| Opgave |
Verzamel alstublieft uit de records hieronder elke regel waarin de tekenreeks "торговлю" voorkomt.

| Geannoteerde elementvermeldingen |

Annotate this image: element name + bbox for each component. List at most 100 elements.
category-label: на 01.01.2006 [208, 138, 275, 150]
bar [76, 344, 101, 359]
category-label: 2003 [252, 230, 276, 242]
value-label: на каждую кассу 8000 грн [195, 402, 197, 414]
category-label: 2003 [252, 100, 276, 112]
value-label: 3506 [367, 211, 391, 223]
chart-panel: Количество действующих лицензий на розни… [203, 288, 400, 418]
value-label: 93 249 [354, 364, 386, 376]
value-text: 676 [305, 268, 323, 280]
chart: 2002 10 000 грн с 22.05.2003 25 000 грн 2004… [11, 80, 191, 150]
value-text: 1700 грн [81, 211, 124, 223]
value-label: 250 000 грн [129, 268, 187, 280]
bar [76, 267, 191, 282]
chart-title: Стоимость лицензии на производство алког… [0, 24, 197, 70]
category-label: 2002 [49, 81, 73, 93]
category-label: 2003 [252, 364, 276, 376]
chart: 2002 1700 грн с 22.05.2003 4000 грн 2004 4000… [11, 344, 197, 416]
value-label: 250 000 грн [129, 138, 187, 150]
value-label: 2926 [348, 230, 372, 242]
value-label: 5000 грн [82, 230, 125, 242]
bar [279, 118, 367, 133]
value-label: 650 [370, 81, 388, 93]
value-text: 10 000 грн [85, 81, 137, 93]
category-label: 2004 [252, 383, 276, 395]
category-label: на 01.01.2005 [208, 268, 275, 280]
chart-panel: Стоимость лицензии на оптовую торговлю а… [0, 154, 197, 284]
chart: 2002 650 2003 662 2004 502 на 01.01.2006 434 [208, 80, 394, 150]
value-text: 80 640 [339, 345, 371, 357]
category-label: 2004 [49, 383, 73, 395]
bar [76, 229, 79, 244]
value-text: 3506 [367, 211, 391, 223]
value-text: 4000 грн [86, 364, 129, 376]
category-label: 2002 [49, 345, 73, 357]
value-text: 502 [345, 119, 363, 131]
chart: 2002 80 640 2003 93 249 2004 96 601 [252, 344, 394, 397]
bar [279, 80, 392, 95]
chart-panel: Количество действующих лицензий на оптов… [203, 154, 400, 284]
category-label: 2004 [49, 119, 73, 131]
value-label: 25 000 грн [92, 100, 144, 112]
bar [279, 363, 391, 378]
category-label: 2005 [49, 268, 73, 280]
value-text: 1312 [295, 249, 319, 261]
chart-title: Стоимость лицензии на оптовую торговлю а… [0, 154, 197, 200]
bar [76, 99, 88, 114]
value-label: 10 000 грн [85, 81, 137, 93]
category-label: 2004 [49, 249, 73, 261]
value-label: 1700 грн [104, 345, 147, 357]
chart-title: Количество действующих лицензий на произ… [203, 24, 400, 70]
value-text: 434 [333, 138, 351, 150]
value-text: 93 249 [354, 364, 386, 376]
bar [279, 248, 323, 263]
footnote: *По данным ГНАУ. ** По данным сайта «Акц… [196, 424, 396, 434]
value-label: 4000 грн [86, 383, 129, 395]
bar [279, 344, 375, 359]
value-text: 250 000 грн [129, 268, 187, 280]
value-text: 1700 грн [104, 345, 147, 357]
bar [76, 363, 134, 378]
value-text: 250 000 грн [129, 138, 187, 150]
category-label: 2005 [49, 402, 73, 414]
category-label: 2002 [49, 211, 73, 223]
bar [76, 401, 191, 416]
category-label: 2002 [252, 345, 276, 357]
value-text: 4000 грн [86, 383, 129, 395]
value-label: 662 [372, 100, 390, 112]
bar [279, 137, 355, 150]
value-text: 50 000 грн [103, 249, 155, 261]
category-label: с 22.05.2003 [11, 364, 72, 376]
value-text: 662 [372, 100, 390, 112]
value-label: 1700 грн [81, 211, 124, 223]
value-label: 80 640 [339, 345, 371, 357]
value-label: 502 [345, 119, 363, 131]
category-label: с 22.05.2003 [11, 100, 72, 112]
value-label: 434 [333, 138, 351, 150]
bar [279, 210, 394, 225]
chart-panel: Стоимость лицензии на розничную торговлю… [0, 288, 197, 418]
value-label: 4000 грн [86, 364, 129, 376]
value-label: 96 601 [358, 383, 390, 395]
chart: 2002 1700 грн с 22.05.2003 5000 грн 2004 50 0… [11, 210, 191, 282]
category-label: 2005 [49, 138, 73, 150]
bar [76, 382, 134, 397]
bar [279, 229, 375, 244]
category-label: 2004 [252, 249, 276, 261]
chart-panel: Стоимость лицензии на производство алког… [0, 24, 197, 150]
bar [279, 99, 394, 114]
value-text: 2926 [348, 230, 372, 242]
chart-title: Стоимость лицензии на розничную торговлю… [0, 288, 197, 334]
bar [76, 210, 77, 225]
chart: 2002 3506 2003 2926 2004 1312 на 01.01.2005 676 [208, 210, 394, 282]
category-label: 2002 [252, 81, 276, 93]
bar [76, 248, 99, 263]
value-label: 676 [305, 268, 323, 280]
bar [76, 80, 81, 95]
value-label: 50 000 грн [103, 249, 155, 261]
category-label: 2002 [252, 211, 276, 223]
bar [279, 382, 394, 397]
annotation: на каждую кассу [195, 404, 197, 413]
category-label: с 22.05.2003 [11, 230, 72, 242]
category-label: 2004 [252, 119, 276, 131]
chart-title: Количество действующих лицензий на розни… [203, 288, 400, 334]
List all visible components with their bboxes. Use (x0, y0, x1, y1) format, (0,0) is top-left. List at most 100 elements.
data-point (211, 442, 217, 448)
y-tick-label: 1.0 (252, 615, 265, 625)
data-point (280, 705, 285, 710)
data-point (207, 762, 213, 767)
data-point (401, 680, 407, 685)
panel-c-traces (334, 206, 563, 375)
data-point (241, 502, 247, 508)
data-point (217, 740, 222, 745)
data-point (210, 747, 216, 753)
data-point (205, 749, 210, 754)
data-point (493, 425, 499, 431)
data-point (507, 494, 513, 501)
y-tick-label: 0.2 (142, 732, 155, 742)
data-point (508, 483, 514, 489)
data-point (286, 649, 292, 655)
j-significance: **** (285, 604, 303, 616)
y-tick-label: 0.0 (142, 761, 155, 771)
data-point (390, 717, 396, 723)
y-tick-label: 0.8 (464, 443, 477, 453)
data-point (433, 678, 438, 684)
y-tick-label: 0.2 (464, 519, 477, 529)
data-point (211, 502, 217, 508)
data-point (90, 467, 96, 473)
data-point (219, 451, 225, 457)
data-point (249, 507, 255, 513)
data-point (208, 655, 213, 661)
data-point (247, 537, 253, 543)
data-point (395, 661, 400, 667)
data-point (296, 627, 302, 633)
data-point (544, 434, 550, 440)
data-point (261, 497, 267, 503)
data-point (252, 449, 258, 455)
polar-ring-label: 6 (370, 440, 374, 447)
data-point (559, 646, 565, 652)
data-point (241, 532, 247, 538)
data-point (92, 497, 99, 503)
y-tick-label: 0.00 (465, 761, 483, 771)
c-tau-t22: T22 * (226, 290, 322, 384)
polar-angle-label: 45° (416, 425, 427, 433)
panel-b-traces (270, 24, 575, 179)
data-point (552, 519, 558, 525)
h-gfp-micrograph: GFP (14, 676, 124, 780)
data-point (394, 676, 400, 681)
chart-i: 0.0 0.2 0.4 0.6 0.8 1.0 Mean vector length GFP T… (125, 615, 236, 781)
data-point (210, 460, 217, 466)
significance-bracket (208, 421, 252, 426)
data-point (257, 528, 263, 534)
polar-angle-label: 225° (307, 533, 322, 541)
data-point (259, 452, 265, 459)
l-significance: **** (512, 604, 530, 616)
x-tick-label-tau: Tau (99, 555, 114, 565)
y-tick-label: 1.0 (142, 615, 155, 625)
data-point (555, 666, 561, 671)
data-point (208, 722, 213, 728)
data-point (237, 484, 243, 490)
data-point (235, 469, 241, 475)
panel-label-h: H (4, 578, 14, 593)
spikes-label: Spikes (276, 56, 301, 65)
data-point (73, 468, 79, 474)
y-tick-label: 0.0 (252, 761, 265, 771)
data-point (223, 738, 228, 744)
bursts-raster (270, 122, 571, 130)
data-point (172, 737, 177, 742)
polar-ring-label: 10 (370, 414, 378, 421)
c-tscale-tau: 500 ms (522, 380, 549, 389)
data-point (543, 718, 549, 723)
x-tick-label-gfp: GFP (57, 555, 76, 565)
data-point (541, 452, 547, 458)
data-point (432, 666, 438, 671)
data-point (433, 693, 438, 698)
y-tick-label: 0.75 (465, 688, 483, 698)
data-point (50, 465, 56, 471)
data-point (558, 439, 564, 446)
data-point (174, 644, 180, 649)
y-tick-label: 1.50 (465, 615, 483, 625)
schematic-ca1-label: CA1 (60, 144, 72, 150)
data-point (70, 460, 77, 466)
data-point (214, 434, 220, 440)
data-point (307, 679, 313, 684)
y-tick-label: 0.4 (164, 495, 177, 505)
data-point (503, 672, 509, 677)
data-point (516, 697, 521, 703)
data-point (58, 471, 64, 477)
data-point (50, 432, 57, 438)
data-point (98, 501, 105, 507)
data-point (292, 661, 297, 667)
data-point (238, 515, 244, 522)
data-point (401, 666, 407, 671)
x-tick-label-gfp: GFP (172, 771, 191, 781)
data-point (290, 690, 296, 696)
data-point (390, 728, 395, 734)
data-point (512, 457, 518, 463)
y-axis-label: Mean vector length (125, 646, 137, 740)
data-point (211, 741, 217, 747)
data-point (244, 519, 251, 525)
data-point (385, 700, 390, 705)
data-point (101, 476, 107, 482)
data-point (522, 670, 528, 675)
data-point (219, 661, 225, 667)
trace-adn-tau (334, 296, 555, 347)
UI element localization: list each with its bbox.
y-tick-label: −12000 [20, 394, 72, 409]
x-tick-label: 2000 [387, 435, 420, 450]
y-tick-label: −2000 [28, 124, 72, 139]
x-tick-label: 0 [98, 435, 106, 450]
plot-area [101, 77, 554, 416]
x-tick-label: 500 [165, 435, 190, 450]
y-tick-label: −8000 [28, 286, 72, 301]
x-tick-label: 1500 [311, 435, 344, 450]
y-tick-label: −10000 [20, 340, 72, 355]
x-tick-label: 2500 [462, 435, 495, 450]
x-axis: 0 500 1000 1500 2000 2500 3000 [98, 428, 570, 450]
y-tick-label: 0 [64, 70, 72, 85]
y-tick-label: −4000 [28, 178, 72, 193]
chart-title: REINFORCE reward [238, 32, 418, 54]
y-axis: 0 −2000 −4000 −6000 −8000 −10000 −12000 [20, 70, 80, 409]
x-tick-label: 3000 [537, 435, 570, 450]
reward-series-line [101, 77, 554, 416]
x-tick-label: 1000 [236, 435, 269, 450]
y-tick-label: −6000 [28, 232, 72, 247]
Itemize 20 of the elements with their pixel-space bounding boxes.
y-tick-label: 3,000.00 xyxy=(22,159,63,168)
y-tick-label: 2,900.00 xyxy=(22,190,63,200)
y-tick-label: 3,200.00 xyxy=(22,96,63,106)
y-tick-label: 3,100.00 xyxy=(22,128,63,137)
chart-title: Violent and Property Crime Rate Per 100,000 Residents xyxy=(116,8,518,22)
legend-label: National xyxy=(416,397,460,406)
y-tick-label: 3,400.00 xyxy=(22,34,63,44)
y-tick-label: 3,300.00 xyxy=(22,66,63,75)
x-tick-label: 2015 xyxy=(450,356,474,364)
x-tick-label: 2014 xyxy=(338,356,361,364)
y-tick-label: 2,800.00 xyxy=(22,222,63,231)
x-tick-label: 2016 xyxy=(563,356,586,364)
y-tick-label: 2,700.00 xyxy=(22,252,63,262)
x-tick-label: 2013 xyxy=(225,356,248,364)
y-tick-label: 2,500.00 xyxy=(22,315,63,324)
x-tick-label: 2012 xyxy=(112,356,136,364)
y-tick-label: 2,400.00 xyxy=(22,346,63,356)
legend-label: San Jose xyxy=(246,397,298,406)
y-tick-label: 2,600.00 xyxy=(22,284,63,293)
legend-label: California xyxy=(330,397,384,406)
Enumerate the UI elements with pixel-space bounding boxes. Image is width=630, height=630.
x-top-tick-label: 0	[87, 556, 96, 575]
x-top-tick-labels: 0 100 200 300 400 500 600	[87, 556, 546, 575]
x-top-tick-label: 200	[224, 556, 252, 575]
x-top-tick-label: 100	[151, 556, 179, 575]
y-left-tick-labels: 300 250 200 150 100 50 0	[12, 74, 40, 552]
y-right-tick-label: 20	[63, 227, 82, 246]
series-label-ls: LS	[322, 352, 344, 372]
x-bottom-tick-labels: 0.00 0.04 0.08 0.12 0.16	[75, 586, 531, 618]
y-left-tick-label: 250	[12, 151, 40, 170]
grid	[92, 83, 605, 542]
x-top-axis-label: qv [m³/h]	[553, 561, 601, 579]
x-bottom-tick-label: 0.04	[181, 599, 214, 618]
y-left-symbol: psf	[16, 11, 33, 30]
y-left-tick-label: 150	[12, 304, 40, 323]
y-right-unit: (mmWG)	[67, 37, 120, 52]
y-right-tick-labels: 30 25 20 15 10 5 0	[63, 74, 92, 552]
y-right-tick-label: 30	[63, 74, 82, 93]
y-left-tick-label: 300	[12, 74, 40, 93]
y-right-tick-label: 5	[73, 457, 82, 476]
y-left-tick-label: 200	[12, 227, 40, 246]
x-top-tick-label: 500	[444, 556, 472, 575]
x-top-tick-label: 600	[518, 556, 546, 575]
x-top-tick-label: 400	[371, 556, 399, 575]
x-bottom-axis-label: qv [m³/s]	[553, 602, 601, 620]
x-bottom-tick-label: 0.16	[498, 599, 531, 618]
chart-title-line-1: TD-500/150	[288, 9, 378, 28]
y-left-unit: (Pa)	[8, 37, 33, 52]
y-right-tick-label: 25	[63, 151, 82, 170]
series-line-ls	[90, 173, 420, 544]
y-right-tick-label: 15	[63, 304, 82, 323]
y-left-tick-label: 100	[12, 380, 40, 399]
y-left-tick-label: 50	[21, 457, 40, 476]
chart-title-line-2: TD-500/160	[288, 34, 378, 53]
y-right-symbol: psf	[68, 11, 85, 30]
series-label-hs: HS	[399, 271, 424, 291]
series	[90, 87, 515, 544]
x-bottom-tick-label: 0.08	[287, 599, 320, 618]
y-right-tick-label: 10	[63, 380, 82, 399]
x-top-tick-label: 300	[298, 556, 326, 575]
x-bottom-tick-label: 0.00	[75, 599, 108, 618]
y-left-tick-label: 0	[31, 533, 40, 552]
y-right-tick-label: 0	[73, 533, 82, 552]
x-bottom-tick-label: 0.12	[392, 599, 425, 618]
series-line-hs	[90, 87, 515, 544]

| Volledige uitwerking |
chart-panel: Стоимость лицензии на оптовую торговлю а… [0, 154, 197, 284]
chart-title: Стоимость лицензии на оптовую торговлю а… [0, 154, 197, 200]
chart-panel: Стоимость лицензии на розничную торговлю… [0, 288, 197, 418]
chart-title: Стоимость лицензии на розничную торговлю… [0, 288, 197, 334]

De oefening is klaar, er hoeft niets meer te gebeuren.